• [Esercizio assegnato]: Stampi senza alcuna modifica il passo del testo sull'economia statunitense compreso tra "A parte il mediocre" e "consentito questa performance.", estremi inclusi.

• [Sezione del documento]:
USA
Nonostante tutto, rimango ribassista (II Parte)

A parte il mediocre rapporto sull’occupazione, ci sono diversi elementi che confermano una economia stagnante in ulteriore rallentamento con i dati di primavera. L’ISM Index è sceso per due mesi consecutivi, e si colloca ora su livelli inferiori rispetto alla media del primo trimestre. La vendita di auto ad aprile è scesa sotto i 15 milioni di unità per la prima volta da ottobre. Il PIL del primo trimestre è cresciuto di un deludente 2.5%, dopo il +0.3% del Q4 2012. In media il PIL USA è cresciuto dell’1.8% annualizzato negli ultimi quattro trimestri. La spesa per consumi in termini reali è cresciuta di appena il 2% nell’ultimo anno, mentre in termini reali il reddito è cresciuto di appena lo 0.9%: solo un crollo del tasso di risparmio ha consentito questa performance.

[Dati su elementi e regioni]

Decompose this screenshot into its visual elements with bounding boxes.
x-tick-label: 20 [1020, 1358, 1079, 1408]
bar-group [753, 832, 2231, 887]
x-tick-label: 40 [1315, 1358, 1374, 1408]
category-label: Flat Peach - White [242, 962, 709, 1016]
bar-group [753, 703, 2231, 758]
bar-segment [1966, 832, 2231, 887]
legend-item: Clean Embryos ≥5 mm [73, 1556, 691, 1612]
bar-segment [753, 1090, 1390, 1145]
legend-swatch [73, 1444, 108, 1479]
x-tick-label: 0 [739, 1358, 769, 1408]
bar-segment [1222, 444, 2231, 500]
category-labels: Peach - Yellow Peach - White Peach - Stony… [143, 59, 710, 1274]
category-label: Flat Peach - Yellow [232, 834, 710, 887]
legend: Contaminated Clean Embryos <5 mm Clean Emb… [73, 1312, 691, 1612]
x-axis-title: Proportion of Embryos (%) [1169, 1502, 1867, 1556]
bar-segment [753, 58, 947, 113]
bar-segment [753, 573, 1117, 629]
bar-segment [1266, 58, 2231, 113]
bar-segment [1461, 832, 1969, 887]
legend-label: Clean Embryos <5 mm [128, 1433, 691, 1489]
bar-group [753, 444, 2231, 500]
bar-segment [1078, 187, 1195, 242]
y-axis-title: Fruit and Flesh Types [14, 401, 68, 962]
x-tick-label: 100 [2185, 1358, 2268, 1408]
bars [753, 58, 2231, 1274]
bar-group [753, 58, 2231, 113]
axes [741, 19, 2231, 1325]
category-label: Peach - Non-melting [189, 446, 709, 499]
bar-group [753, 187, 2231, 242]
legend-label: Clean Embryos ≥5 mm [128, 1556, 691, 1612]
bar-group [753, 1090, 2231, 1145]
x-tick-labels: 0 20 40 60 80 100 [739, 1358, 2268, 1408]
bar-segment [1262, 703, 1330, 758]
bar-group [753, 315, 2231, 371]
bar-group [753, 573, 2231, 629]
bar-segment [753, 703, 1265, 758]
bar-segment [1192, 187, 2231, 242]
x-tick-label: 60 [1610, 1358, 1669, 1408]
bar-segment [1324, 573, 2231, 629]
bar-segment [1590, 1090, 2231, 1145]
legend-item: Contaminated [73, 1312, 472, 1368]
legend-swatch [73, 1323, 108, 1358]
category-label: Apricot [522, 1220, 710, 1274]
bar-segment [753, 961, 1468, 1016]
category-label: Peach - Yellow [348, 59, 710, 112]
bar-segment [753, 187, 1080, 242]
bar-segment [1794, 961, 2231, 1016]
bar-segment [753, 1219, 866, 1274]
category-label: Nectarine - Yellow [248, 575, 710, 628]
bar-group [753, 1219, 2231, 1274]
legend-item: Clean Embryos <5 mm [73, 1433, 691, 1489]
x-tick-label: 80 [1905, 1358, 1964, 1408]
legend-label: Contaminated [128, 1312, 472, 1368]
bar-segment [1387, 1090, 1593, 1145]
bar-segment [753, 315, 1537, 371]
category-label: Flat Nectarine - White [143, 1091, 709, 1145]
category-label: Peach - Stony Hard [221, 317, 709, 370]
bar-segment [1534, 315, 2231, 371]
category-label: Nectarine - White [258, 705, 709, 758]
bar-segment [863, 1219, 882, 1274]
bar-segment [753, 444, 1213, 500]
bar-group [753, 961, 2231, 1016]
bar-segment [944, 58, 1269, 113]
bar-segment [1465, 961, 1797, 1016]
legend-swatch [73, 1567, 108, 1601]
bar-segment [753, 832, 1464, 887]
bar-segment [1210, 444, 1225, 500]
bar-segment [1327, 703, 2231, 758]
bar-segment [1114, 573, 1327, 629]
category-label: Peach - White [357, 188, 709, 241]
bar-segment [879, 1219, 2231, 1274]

• [Risultato dell'esercizio]:
A parte il mediocre rapporto sull’occupazione, ci sono diversi elementi che confermano una economia stagnante in ulteriore rallentamento con i dati di primavera. L’ISM Index è sceso per due mesi consecutivi, e si colloca ora su livelli inferiori rispetto alla media del primo trimestre. La vendita di auto ad aprile è scesa sotto i 15 milioni di unità per la prima volta da ottobre. Il PIL del primo trimestre è cresciuto di un deludente 2.5%, dopo il +0.3% del Q4 2012. In media il PIL USA è cresciuto dell’1.8% annualizzato negli ultimi quattro trimestri. La spesa per consumi in termini reali è cresciuta di appena il 2% nell’ultimo anno, mentre in termini reali il reddito è cresciuto di appena lo 0.9%: solo un crollo del tasso di risparmio ha consentito questa performance.